(Records)
* * * * * * * * *
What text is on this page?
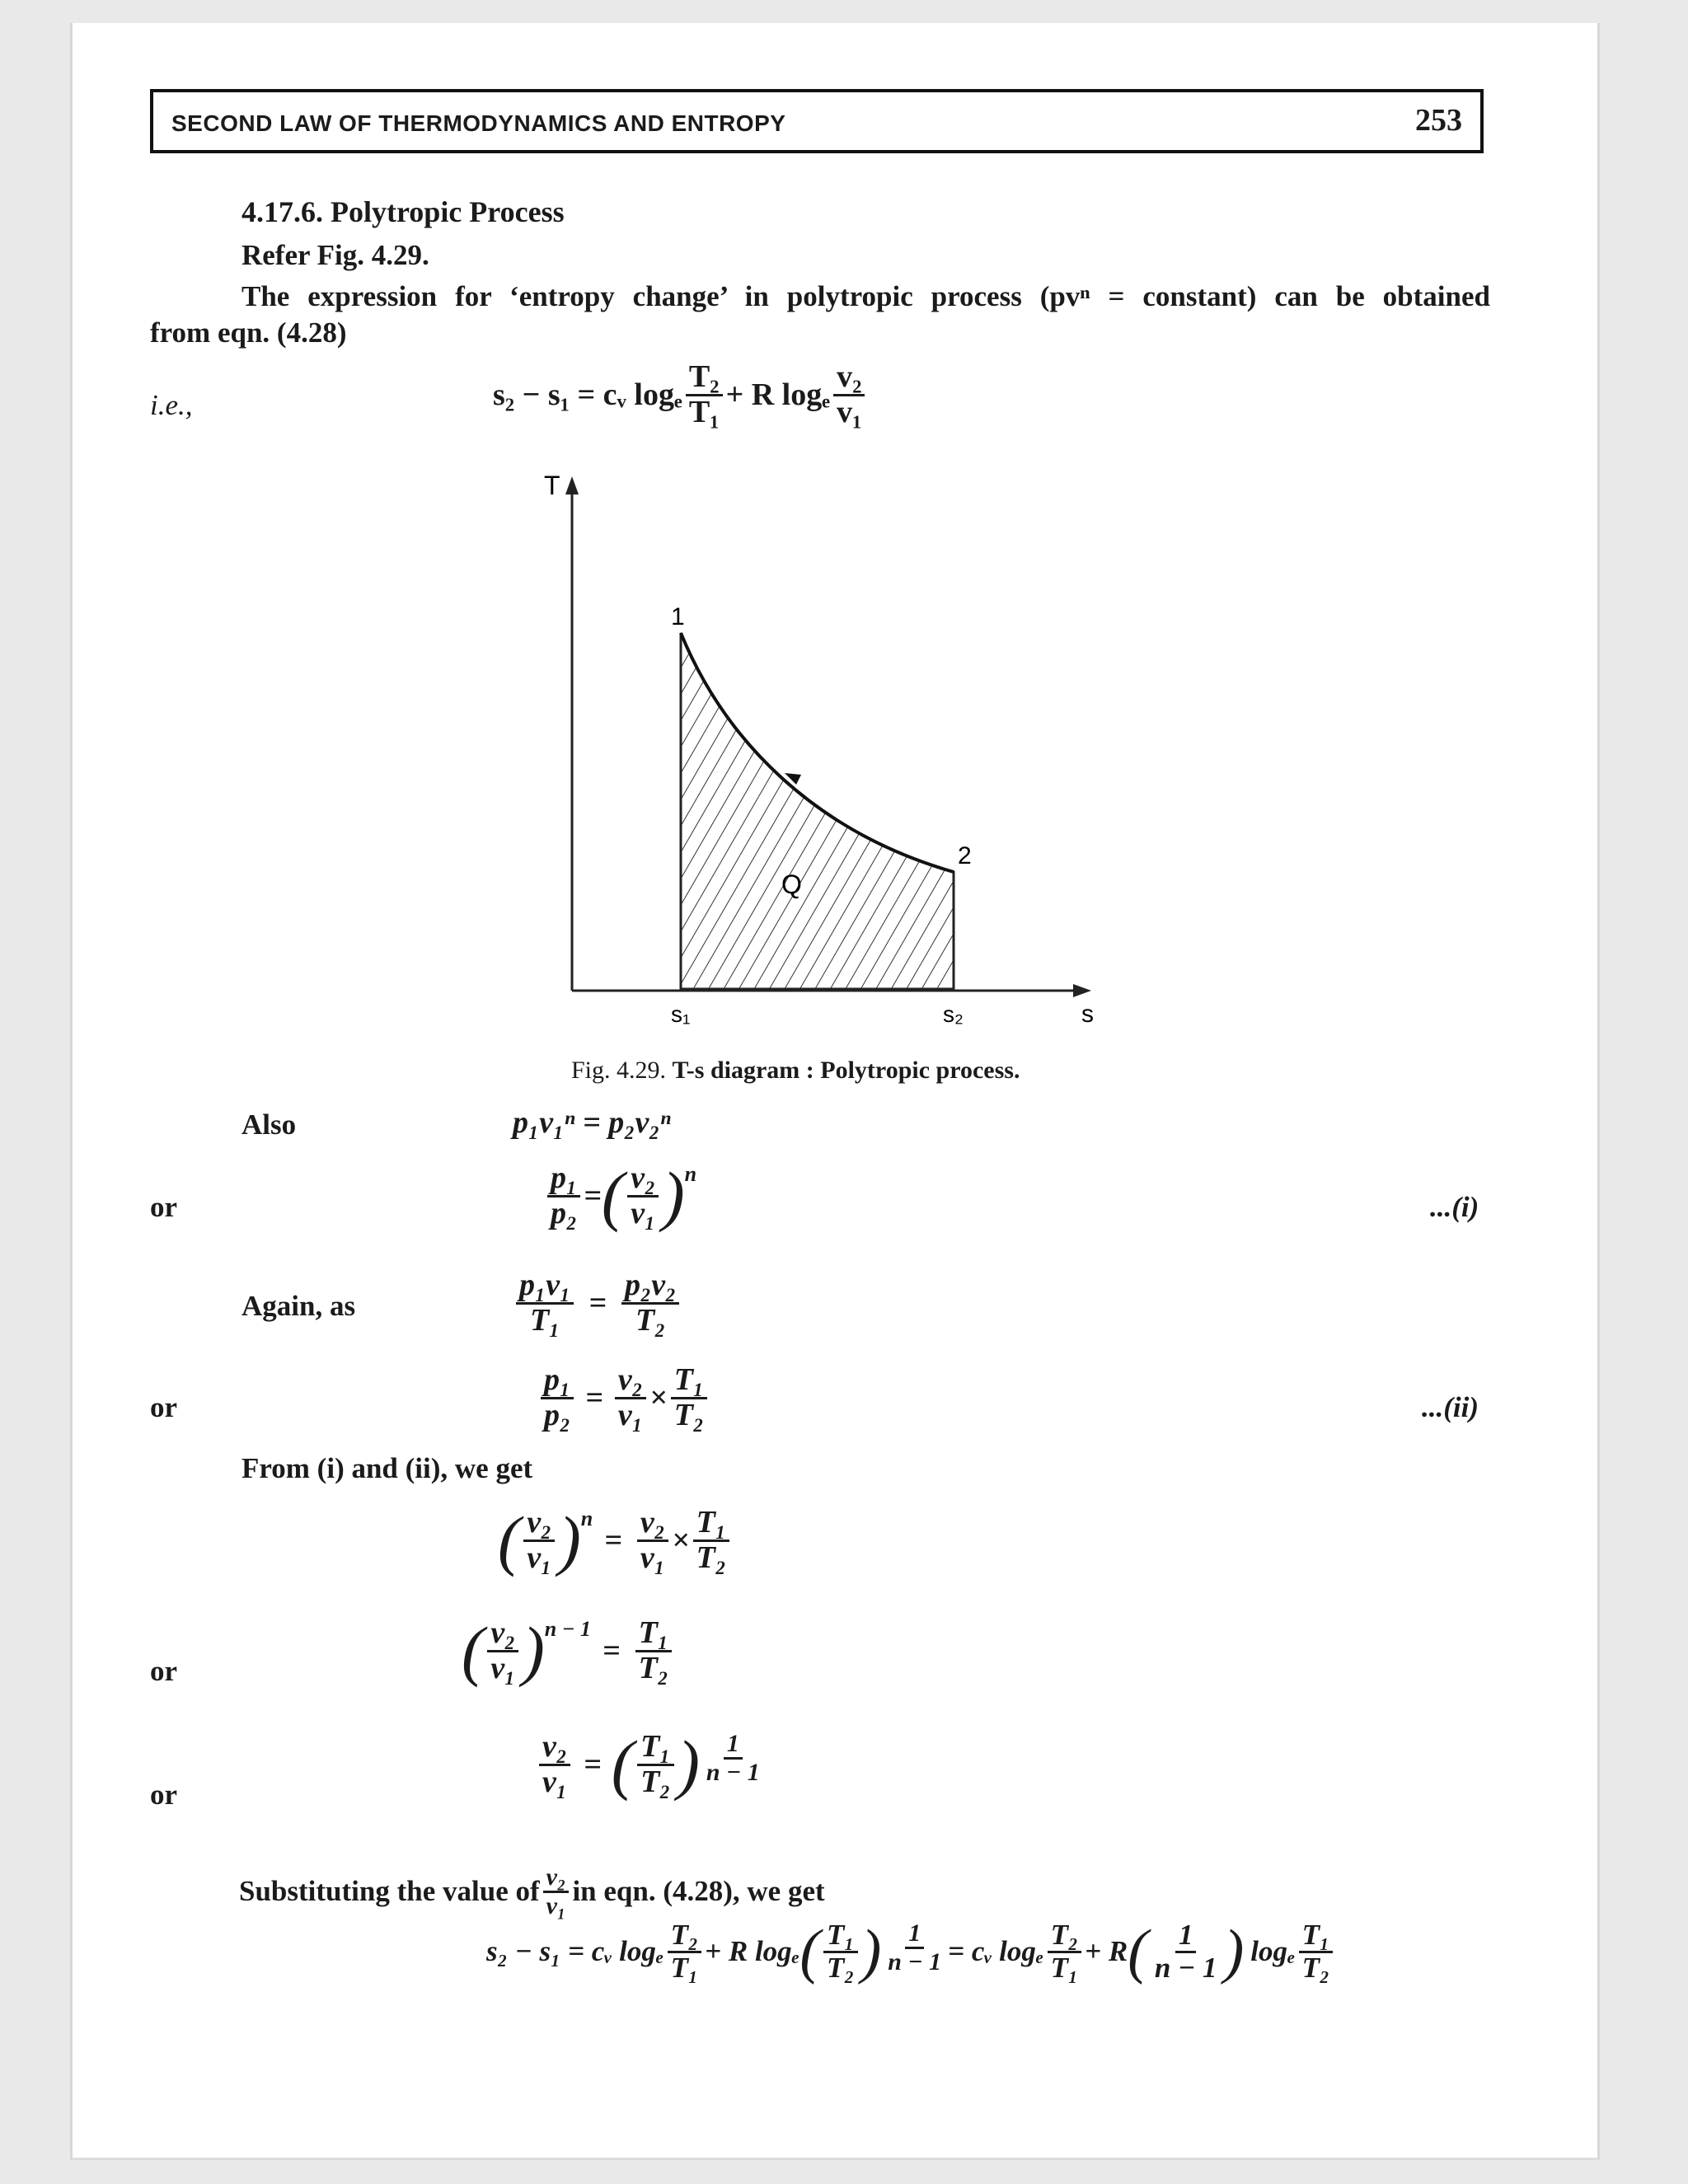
SECOND LAW OF THERMODYNAMICS AND ENTROPY	253
4.17.6. Polytropic Process
Refer Fig. 4.29.
The expression for ‘entropy change’ in polytropic process (pvⁿ = constant) can be obtained
from eqn. (4.28)
i.e.,	s₂ − s₁ = cᵥ logₑ $\frac{\text{T₂}}{\text{T₁}} + R$ logₑ $\frac{\text{v₂}}{\text{v₁}}$
T
1
2
Q
s₁	s₂	s
Fig. 4.29. T-s diagram : Polytropic process.
Also	p₁v₁ⁿ = p₂v₂ⁿ
or	$\frac{\text{p₁}}{\text{p₂}}$ = ( $\frac{\text{v₂}}{\text{v₁}}$ ) n
...(i)
Again, as	$\frac{\text{p₁v₁}}{\text{T₁}} = \frac{\text{p₂v₂}}{\text{T₂}}$
or	$\frac{\text{p₁}}{\text{p₂}} = \frac{\text{v₂}}{\text{v₁}} \times \frac{\text{T₁}}{\text{T₂}}$	...(ii)
From (i) and (ii), we get
( $\frac{\text{v₂}}{\text{v₁}}$ ) n
= $\frac{\text{v₂}}{\text{v₁}} \times \frac{\text{T₁}}{\text{T₂}}$
or	( $\frac{\text{v₂}}{\text{v₁}}$ ) n − 1
= $\frac{\text{T₁}}{\text{T₂}}$
or	$\frac{\text{v₂}}{\text{v₁}}$ = ( $\frac{\text{T₁}}{\text{T₂}}$ ) $\frac{1}{n - 1}$
Substituting the value of $\frac{\text{v₂}}{\text{v₁}}$ in eqn. (4.28), we get
s₂ − s₁ = cᵥ logₑ $\frac{\text{T₂}}{\text{T₁}} + R$ logₑ ( $\frac{\text{T₁}}{\text{T₂}}$ ) $\frac{1}{n - 1}$ = cᵥ logₑ $\frac{\text{T₂}}{\text{T₁}} + R$ ( $\frac{1}{n - 1}$ ) logₑ $\frac{\text{T₁}}{\text{T₂}}$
* * * * * * * * *
Work to be completed.
Copy everything in the records above except the pictures, exactly as written.

The answer.
What text is on this page?
SECOND LAW OF THERMODYNAMICS AND ENTROPY	253
4.17.6. Polytropic Process
Refer Fig. 4.29.
The expression for ‘entropy change’ in polytropic process (pvⁿ = constant) can be obtained
from eqn. (4.28)
i.e.,	s₂ − s₁ = cᵥ logₑ $\frac{\text{T₂}}{\text{T₁}} + R$ logₑ $\frac{\text{v₂}}{\text{v₁}}$
T
1
2
Q
s₁	s₂	s
Fig. 4.29. T-s diagram : Polytropic process.
Also	p₁v₁ⁿ = p₂v₂ⁿ
or	$\frac{\text{p₁}}{\text{p₂}}$ = ( $\frac{\text{v₂}}{\text{v₁}}$ ) n
...(i)
Again, as	$\frac{\text{p₁v₁}}{\text{T₁}} = \frac{\text{p₂v₂}}{\text{T₂}}$
or	$\frac{\text{p₁}}{\text{p₂}} = \frac{\text{v₂}}{\text{v₁}} \times \frac{\text{T₁}}{\text{T₂}}$	...(ii)
From (i) and (ii), we get
( $\frac{\text{v₂}}{\text{v₁}}$ ) n
= $\frac{\text{v₂}}{\text{v₁}} \times \frac{\text{T₁}}{\text{T₂}}$
or	( $\frac{\text{v₂}}{\text{v₁}}$ ) n − 1
= $\frac{\text{T₁}}{\text{T₂}}$
or	$\frac{\text{v₂}}{\text{v₁}}$ = ( $\frac{\text{T₁}}{\text{T₂}}$ ) $\frac{1}{n - 1}$
Substituting the value of $\frac{\text{v₂}}{\text{v₁}}$ in eqn. (4.28), we get
s₂ − s₁ = cᵥ logₑ $\frac{\text{T₂}}{\text{T₁}} + R$ logₑ ( $\frac{\text{T₁}}{\text{T₂}}$ ) $\frac{1}{n - 1}$ = cᵥ logₑ $\frac{\text{T₂}}{\text{T₁}} + R$ ( $\frac{1}{n - 1}$ ) logₑ $\frac{\text{T₁}}{\text{T₂}}$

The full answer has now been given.